— BEGIN DATA FOR PROCESSING —

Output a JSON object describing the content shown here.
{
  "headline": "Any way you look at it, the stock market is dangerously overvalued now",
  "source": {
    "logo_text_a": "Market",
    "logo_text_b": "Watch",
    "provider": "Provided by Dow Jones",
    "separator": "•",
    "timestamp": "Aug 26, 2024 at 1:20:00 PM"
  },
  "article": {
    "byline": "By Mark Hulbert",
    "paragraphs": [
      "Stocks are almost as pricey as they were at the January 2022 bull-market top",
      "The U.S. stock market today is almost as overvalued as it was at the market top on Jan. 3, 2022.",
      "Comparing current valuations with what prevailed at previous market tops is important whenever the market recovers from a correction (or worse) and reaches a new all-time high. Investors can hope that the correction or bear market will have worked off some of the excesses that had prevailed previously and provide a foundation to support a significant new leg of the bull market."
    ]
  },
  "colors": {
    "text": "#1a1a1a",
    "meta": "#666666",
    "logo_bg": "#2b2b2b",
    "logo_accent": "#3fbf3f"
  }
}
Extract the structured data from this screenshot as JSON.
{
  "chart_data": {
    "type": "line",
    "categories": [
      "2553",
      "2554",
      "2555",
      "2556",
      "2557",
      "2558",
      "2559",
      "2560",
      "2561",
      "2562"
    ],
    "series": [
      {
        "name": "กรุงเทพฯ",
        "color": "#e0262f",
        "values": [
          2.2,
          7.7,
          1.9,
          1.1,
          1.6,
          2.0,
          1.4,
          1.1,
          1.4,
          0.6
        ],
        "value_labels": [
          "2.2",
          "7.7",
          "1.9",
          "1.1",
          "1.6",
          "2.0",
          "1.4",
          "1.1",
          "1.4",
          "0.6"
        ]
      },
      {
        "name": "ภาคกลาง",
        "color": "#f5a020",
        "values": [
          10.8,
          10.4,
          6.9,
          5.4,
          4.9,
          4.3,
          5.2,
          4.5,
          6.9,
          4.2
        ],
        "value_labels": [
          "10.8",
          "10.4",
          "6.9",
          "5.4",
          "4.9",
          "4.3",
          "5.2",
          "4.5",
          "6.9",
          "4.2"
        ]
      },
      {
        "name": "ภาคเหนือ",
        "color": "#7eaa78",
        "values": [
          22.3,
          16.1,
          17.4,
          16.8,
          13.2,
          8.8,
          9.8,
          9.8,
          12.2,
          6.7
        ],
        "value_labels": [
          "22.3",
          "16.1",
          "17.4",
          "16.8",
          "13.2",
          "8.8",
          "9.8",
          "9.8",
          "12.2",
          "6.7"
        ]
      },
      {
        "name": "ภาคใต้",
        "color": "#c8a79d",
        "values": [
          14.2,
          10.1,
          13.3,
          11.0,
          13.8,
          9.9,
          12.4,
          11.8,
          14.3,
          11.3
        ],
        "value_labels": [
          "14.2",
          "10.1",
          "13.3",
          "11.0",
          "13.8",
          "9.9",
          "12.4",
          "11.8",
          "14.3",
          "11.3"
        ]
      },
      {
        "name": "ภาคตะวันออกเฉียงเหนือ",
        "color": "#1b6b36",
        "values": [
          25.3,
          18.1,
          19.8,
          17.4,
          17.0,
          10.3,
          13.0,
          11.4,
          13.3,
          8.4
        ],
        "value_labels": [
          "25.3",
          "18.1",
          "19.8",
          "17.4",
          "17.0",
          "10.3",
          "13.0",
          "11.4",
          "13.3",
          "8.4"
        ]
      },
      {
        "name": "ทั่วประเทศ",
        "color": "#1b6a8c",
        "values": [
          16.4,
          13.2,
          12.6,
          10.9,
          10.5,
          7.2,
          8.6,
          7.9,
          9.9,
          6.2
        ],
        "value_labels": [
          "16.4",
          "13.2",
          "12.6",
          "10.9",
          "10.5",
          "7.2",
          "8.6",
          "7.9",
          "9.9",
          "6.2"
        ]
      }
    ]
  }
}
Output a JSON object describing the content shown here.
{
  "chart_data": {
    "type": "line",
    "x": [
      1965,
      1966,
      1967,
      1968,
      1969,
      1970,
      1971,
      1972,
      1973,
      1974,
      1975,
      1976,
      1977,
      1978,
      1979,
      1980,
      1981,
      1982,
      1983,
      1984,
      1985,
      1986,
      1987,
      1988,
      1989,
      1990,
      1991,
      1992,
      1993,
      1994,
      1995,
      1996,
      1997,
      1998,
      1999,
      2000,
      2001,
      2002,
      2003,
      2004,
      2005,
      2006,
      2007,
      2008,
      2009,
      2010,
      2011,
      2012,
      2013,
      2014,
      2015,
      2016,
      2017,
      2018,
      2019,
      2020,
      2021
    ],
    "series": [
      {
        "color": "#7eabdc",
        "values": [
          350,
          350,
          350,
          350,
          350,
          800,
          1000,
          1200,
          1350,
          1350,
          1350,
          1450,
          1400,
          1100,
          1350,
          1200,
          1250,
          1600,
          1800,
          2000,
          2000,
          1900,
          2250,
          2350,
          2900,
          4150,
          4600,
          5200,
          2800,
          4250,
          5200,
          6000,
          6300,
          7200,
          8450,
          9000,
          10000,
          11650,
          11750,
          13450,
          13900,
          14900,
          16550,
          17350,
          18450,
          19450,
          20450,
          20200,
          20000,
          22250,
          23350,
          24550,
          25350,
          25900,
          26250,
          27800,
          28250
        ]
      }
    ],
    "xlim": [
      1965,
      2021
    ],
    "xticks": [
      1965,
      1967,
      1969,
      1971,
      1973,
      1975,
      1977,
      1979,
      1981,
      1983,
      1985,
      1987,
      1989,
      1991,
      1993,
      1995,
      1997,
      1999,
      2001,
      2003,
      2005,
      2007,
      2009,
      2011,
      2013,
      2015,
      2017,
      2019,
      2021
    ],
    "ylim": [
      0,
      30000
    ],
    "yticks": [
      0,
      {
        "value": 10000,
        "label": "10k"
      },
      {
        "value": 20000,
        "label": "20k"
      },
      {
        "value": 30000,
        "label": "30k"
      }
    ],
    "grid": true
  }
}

— END DATA FOR PROCESSING —

▶ PROBLEM TO WORK ON
Determine the number of lines in the listing that hold the word "bull", and supply that number and nothing further.

▶ SOLVED EXERCISE
2